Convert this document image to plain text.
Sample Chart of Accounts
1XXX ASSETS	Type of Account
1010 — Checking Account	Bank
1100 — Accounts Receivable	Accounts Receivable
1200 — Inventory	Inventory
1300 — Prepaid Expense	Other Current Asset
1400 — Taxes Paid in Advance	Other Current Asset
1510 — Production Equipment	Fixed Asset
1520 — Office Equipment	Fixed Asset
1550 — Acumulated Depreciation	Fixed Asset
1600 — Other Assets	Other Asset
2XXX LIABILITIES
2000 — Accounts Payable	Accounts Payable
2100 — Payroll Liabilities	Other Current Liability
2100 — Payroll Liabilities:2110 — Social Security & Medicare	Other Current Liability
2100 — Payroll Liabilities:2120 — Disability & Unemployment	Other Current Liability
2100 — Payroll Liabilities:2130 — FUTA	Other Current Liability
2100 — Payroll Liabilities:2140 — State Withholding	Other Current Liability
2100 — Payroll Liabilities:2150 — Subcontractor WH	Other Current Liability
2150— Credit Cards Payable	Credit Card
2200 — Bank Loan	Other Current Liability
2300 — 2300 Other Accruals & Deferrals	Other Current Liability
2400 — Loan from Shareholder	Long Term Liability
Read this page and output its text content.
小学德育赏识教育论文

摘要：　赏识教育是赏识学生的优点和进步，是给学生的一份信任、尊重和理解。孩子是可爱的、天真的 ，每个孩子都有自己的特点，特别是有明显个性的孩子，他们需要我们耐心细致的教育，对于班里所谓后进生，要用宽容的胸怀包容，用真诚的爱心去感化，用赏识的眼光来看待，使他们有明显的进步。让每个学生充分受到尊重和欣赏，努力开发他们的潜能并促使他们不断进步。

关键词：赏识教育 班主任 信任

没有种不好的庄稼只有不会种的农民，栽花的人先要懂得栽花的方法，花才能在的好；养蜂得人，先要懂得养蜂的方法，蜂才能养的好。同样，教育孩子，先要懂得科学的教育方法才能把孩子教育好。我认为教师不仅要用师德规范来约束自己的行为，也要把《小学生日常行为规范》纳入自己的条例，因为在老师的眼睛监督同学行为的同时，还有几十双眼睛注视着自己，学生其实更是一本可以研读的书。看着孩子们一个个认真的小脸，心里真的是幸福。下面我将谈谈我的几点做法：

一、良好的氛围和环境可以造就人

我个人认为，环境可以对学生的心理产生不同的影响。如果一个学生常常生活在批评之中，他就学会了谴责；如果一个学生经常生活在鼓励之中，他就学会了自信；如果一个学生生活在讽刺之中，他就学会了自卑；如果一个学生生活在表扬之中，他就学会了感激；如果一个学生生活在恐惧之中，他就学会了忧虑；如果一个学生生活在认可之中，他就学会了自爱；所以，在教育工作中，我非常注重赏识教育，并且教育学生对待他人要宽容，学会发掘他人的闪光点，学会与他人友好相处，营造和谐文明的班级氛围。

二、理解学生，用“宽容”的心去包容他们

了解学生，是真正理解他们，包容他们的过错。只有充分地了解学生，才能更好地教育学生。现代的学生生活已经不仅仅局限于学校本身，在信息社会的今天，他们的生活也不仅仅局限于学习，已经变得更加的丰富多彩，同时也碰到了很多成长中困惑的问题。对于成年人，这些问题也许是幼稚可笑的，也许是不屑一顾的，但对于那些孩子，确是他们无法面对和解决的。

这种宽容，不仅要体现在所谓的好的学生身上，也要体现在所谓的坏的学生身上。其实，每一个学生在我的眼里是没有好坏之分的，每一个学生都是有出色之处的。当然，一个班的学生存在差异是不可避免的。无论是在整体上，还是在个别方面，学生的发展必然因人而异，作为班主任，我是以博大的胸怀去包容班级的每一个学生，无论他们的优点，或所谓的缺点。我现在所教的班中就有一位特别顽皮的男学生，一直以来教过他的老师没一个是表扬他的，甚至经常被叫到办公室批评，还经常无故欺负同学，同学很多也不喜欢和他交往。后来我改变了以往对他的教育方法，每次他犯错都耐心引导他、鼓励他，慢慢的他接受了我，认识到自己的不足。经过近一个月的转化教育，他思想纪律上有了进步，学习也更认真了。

◆ ◆ ◆

## Task requirements
Transcribe all of the material exactly. Omit nothing.

## Task solution
Convert this document image to plain text.
Sample Chart of Accounts
1XXX ASSETS	Type of Account
1010 — Checking Account	Bank
1100 — Accounts Receivable	Accounts Receivable
1200 — Inventory	Inventory
1300 — Prepaid Expense	Other Current Asset
1400 — Taxes Paid in Advance	Other Current Asset
1510 — Production Equipment	Fixed Asset
1520 — Office Equipment	Fixed Asset
1550 — Acumulated Depreciation	Fixed Asset
1600 — Other Assets	Other Asset
2XXX LIABILITIES
2000 — Accounts Payable	Accounts Payable
2100 — Payroll Liabilities	Other Current Liability
2100 — Payroll Liabilities:2110 — Social Security & Medicare	Other Current Liability
2100 — Payroll Liabilities:2120 — Disability & Unemployment	Other Current Liability
2100 — Payroll Liabilities:2130 — FUTA	Other Current Liability
2100 — Payroll Liabilities:2140 — State Withholding	Other Current Liability
2100 — Payroll Liabilities:2150 — Subcontractor WH	Other Current Liability
2150— Credit Cards Payable	Credit Card
2200 — Bank Loan	Other Current Liability
2300 — 2300 Other Accruals & Deferrals	Other Current Liability
2400 — Loan from Shareholder	Long Term Liability
Read this page and output its text content.
小学德育赏识教育论文

摘要：　赏识教育是赏识学生的优点和进步，是给学生的一份信任、尊重和理解。孩子是可爱的、天真的 ，每个孩子都有自己的特点，特别是有明显个性的孩子，他们需要我们耐心细致的教育，对于班里所谓后进生，要用宽容的胸怀包容，用真诚的爱心去感化，用赏识的眼光来看待，使他们有明显的进步。让每个学生充分受到尊重和欣赏，努力开发他们的潜能并促使他们不断进步。

关键词：赏识教育 班主任 信任

没有种不好的庄稼只有不会种的农民，栽花的人先要懂得栽花的方法，花才能在的好；养蜂得人，先要懂得养蜂的方法，蜂才能养的好。同样，教育孩子，先要懂得科学的教育方法才能把孩子教育好。我认为教师不仅要用师德规范来约束自己的行为，也要把《小学生日常行为规范》纳入自己的条例，因为在老师的眼睛监督同学行为的同时，还有几十双眼睛注视着自己，学生其实更是一本可以研读的书。看着孩子们一个个认真的小脸，心里真的是幸福。下面我将谈谈我的几点做法：

一、良好的氛围和环境可以造就人

我个人认为，环境可以对学生的心理产生不同的影响。如果一个学生常常生活在批评之中，他就学会了谴责；如果一个学生经常生活在鼓励之中，他就学会了自信；如果一个学生生活在讽刺之中，他就学会了自卑；如果一个学生生活在表扬之中，他就学会了感激；如果一个学生生活在恐惧之中，他就学会了忧虑；如果一个学生生活在认可之中，他就学会了自爱；所以，在教育工作中，我非常注重赏识教育，并且教育学生对待他人要宽容，学会发掘他人的闪光点，学会与他人友好相处，营造和谐文明的班级氛围。

二、理解学生，用“宽容”的心去包容他们

了解学生，是真正理解他们，包容他们的过错。只有充分地了解学生，才能更好地教育学生。现代的学生生活已经不仅仅局限于学校本身，在信息社会的今天，他们的生活也不仅仅局限于学习，已经变得更加的丰富多彩，同时也碰到了很多成长中困惑的问题。对于成年人，这些问题也许是幼稚可笑的，也许是不屑一顾的，但对于那些孩子，确是他们无法面对和解决的。

这种宽容，不仅要体现在所谓的好的学生身上，也要体现在所谓的坏的学生身上。其实，每一个学生在我的眼里是没有好坏之分的，每一个学生都是有出色之处的。当然，一个班的学生存在差异是不可避免的。无论是在整体上，还是在个别方面，学生的发展必然因人而异，作为班主任，我是以博大的胸怀去包容班级的每一个学生，无论他们的优点，或所谓的缺点。我现在所教的班中就有一位特别顽皮的男学生，一直以来教过他的老师没一个是表扬他的，甚至经常被叫到办公室批评，还经常无故欺负同学，同学很多也不喜欢和他交往。后来我改变了以往对他的教育方法，每次他犯错都耐心引导他、鼓励他，慢慢的他接受了我，认识到自己的不足。经过近一个月的转化教育，他思想纪律上有了进步，学习也更认真了。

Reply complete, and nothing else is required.